***** Input records

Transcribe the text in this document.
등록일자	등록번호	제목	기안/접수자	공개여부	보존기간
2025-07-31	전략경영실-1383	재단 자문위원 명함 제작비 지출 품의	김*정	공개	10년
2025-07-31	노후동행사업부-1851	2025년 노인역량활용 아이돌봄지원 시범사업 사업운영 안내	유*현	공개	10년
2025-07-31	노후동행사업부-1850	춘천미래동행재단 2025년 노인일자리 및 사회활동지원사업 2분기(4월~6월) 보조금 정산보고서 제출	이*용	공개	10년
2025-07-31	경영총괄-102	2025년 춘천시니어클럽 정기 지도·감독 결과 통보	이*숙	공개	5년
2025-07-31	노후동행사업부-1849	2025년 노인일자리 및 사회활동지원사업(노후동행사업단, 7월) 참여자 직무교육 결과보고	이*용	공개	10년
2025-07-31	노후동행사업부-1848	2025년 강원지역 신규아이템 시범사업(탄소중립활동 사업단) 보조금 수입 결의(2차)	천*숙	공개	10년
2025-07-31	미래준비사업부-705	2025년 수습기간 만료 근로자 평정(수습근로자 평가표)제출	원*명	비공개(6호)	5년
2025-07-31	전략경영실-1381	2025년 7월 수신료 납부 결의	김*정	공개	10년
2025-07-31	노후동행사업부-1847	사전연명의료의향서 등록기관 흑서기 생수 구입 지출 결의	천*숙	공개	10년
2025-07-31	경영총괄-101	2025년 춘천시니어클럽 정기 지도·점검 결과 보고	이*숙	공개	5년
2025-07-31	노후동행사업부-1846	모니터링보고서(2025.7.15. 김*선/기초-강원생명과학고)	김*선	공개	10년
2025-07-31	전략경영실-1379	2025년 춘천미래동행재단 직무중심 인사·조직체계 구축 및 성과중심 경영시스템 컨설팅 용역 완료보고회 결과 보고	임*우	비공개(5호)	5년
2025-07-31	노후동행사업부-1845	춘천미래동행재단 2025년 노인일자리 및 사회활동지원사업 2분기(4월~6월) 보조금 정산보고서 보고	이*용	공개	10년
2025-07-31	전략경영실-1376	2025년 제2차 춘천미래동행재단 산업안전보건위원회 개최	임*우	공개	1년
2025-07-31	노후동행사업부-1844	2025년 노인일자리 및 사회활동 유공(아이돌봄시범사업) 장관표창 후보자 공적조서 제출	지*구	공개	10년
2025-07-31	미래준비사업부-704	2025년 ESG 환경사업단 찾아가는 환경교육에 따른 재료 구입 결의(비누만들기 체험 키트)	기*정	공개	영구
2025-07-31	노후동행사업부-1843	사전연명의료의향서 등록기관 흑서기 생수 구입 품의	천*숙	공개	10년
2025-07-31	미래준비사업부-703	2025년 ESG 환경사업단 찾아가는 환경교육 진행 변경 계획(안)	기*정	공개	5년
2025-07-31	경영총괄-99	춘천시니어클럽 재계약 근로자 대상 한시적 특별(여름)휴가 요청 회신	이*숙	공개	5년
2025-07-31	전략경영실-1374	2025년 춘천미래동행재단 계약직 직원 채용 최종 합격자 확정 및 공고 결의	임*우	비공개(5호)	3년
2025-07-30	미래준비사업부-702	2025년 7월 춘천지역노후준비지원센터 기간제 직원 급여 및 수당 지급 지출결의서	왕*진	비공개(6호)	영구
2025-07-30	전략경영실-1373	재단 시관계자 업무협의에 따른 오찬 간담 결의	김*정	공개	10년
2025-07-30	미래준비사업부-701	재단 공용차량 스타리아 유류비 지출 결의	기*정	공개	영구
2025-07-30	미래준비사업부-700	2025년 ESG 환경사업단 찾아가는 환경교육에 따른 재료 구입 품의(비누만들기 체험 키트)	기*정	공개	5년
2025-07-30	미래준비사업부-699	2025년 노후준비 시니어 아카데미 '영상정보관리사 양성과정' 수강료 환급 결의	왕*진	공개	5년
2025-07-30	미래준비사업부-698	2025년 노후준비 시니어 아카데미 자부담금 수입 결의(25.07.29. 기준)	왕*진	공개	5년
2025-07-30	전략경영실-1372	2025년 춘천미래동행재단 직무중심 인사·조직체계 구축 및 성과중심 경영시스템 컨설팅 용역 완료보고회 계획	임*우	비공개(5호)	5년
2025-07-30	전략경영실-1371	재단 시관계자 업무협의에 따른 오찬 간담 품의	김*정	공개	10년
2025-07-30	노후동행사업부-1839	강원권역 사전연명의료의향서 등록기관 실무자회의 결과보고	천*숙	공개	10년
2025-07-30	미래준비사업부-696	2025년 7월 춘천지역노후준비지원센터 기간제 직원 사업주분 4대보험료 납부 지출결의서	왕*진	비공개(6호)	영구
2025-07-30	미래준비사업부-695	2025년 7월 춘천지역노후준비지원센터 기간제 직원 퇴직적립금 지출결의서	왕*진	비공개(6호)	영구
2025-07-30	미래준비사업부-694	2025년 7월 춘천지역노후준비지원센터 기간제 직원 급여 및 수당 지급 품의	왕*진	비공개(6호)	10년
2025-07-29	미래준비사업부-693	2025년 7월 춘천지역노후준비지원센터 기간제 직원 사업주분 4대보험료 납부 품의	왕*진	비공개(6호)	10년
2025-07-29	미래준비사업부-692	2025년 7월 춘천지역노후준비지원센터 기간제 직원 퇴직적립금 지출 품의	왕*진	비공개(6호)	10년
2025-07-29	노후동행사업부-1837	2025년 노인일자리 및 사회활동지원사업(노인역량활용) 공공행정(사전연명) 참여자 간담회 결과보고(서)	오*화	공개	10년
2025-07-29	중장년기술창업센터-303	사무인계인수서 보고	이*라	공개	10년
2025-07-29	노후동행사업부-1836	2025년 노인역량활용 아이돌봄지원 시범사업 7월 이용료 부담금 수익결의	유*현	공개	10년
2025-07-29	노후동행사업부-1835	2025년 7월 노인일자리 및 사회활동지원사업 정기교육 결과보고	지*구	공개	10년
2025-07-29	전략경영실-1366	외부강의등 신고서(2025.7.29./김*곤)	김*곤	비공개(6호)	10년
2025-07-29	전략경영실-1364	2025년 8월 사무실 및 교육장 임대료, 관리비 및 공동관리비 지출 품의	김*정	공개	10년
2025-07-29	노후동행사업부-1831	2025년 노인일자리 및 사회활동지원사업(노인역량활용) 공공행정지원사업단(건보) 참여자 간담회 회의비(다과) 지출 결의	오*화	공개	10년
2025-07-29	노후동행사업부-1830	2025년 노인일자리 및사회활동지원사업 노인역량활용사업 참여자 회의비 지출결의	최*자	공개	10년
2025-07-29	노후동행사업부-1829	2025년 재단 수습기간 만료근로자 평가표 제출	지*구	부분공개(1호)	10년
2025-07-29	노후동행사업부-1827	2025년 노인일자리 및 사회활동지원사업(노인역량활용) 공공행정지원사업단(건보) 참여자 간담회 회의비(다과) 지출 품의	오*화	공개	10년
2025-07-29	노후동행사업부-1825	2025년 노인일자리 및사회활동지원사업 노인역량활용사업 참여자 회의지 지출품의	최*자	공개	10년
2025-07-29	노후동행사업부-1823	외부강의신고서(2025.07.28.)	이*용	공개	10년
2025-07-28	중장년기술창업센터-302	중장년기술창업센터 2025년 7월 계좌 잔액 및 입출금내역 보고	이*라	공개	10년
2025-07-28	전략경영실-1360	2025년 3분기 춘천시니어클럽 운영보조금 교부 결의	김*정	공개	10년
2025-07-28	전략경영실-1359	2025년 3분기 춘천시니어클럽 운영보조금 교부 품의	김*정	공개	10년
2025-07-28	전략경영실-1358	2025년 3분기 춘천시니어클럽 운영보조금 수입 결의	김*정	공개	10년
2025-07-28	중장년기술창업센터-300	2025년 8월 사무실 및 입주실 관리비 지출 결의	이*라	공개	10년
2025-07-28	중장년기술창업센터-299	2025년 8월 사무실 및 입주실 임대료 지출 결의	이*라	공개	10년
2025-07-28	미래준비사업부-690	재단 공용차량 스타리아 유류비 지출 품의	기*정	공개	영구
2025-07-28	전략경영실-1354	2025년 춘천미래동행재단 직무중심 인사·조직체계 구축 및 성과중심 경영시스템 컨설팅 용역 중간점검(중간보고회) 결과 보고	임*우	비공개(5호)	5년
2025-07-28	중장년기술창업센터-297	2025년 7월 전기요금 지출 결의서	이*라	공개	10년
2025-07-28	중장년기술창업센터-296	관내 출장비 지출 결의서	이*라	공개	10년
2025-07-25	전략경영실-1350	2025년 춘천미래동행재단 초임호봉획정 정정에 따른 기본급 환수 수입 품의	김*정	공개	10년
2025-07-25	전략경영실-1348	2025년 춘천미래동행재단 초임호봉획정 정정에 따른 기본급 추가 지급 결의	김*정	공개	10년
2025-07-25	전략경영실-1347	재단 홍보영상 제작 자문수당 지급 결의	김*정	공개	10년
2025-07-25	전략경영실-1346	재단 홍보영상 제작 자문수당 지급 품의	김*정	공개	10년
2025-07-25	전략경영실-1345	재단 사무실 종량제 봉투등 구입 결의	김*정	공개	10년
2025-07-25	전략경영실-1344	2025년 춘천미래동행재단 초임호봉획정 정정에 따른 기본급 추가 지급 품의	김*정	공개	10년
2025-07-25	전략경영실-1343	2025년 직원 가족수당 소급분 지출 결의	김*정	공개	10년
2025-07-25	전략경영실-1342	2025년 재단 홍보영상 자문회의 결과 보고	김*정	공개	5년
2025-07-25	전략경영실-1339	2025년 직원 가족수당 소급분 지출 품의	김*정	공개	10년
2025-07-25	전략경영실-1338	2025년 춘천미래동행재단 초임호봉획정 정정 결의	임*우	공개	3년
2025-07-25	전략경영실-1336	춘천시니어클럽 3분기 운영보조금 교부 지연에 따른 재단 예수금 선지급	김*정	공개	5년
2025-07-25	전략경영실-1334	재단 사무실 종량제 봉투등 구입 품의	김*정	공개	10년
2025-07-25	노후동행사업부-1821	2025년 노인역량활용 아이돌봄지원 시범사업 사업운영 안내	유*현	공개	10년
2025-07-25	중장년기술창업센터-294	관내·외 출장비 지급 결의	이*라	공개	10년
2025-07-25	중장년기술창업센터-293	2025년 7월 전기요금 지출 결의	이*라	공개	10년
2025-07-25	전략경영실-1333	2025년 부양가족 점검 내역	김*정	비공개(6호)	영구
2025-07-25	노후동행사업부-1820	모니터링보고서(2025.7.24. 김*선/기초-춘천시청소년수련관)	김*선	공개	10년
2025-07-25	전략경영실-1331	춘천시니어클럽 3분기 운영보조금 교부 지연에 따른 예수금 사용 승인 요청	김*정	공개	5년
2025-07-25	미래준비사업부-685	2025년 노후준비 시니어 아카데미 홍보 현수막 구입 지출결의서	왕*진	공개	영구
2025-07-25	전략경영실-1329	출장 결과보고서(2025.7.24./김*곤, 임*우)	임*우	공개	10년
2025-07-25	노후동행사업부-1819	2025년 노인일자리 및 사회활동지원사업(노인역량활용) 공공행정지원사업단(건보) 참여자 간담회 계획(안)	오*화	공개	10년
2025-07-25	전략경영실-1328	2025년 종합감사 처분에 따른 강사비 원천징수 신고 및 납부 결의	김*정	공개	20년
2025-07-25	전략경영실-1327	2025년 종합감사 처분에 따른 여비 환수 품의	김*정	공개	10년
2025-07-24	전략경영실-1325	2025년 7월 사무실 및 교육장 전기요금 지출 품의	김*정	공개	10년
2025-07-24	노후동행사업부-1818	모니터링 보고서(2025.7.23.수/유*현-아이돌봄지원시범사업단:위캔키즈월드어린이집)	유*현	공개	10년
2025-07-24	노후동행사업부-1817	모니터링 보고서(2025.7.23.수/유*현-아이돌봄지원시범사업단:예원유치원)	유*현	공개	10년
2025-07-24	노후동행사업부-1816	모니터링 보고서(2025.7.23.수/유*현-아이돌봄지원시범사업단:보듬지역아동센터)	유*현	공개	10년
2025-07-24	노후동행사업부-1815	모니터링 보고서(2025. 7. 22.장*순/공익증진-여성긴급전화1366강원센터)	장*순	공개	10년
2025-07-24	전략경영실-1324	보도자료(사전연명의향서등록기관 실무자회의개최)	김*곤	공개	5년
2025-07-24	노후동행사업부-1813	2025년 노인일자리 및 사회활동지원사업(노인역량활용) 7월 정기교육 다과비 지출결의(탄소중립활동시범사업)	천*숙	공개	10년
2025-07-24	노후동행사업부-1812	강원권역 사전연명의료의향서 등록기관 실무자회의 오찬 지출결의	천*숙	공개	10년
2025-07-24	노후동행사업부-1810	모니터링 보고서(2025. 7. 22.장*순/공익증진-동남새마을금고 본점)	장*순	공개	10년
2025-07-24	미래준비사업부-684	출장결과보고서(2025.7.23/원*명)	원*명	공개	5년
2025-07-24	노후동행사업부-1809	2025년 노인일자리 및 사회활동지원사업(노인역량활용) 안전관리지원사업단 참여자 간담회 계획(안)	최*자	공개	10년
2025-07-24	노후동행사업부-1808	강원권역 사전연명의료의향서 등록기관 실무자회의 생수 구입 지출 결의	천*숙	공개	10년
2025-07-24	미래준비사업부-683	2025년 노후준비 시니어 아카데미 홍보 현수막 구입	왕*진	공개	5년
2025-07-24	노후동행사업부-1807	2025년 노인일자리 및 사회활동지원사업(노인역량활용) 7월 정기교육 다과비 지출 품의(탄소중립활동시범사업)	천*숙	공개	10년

**********

Written problem:
Extract every line above containing the word "사업주분".

Exercise solution:
2025-07-30	미래준비사업부-696	2025년 7월 춘천지역노후준비지원센터 기간제 직원 사업주분 4대보험료 납부 지출결의서	왕*진	비공개(6호)	영구
2025-07-29	미래준비사업부-693	2025년 7월 춘천지역노후준비지원센터 기간제 직원 사업주분 4대보험료 납부 품의	왕*진	비공개(6호)	10년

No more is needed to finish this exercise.